■ **TASK REQUIREMENTS**:
In the entries below, identify every line with the string "消费决策者角色分布" and copy it.

■ **SOURCE RECORDS**:
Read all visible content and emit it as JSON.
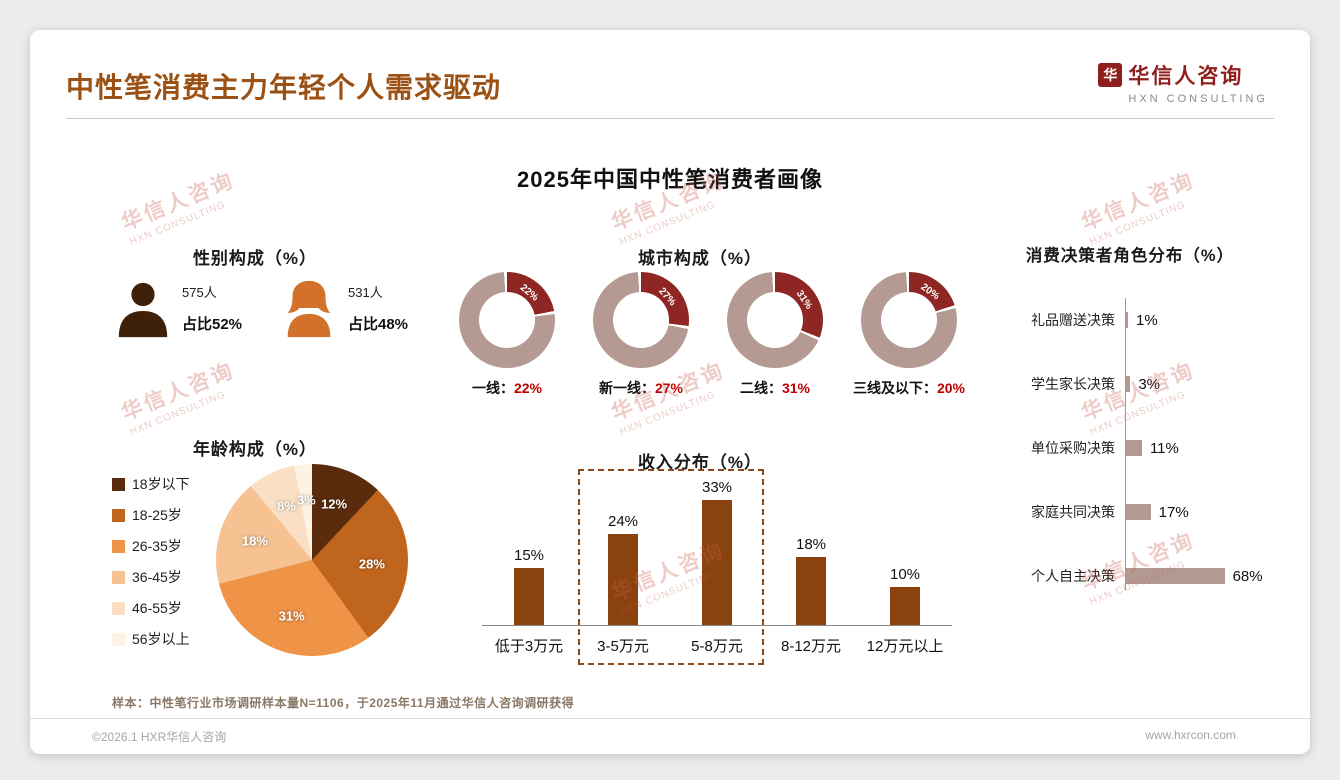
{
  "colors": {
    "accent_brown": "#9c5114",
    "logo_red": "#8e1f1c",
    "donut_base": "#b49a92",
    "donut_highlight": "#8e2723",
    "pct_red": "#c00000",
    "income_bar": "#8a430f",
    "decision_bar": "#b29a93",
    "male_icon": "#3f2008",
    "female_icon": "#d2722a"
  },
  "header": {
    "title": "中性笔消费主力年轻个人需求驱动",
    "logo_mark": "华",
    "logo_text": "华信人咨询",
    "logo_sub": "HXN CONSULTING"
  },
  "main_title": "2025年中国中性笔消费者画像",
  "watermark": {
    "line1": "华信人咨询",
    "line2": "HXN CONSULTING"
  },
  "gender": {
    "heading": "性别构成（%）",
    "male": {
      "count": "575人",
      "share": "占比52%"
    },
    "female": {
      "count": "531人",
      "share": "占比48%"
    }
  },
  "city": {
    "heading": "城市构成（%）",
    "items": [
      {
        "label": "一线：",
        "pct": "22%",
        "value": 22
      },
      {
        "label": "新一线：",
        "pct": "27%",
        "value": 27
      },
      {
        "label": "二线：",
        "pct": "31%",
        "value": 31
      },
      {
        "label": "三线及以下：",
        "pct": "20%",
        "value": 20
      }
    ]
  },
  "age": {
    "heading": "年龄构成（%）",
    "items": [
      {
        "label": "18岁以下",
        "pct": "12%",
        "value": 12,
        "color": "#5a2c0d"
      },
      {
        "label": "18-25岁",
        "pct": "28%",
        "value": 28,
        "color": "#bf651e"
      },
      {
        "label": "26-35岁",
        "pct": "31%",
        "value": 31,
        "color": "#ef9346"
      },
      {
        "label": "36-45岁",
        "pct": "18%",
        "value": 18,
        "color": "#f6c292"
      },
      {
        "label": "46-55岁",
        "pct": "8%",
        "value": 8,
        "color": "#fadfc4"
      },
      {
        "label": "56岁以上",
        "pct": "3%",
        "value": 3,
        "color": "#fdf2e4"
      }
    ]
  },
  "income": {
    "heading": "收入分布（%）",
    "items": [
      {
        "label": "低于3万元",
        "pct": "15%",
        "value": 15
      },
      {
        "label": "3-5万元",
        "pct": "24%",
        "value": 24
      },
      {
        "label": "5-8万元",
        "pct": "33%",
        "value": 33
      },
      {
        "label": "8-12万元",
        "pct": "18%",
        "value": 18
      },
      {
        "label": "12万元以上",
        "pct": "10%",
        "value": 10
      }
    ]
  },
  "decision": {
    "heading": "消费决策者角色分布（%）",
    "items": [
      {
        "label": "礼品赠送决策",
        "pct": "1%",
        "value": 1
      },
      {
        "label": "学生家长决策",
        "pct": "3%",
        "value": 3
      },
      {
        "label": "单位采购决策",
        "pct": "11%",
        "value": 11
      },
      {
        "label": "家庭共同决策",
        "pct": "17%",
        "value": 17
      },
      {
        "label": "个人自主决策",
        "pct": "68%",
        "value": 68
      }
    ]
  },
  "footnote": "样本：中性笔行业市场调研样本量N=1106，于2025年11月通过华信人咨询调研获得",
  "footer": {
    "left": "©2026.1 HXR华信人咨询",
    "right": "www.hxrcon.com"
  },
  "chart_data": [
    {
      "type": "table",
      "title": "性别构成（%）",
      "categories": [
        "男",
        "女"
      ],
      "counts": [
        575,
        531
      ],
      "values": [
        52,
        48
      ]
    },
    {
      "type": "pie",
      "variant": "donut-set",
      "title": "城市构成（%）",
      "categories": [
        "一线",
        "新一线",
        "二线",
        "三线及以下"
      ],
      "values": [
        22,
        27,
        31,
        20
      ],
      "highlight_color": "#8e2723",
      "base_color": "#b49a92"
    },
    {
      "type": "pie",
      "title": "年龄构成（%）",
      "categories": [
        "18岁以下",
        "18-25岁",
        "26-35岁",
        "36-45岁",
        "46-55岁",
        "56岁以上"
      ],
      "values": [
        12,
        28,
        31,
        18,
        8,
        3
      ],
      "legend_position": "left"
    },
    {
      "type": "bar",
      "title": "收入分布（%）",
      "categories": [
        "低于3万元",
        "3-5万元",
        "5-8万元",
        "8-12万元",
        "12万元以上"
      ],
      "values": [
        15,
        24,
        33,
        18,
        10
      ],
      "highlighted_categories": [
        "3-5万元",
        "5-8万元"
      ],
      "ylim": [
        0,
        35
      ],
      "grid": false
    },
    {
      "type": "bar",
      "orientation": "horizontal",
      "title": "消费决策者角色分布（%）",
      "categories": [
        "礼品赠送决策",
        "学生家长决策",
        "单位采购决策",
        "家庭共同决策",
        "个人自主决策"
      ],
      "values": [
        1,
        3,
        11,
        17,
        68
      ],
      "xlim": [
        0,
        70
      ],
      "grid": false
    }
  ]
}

* * *

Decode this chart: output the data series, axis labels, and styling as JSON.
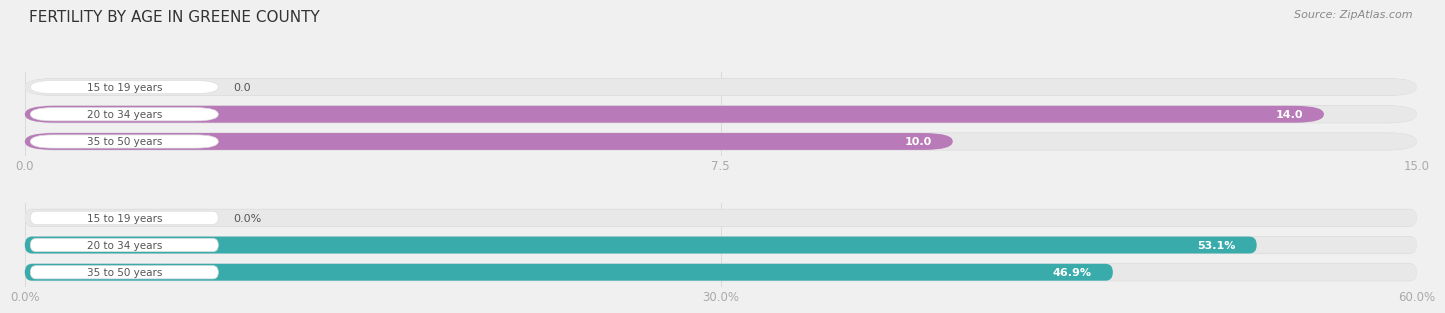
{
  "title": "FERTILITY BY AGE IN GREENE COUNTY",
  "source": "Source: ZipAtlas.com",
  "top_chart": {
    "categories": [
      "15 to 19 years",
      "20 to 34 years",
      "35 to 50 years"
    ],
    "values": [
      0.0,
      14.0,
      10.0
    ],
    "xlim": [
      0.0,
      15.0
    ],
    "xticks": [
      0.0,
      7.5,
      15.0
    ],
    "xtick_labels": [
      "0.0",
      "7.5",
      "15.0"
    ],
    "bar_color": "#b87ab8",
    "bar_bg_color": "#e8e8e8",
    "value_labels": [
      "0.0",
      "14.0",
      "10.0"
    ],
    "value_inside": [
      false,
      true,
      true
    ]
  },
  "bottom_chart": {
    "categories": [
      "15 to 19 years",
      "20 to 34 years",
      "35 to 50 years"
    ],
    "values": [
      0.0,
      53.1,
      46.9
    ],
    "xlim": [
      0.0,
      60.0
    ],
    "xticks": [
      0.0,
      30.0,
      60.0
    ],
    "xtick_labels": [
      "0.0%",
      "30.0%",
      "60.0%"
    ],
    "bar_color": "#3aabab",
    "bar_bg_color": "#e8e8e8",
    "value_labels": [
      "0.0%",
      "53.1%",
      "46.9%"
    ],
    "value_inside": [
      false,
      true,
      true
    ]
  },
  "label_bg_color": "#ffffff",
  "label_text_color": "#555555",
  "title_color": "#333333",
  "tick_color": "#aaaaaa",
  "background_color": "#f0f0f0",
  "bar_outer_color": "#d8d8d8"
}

■ **FULL RESPONSE**:
    "heading": "消费决策者角色分布（%）",
      "title": "消费决策者角色分布（%）",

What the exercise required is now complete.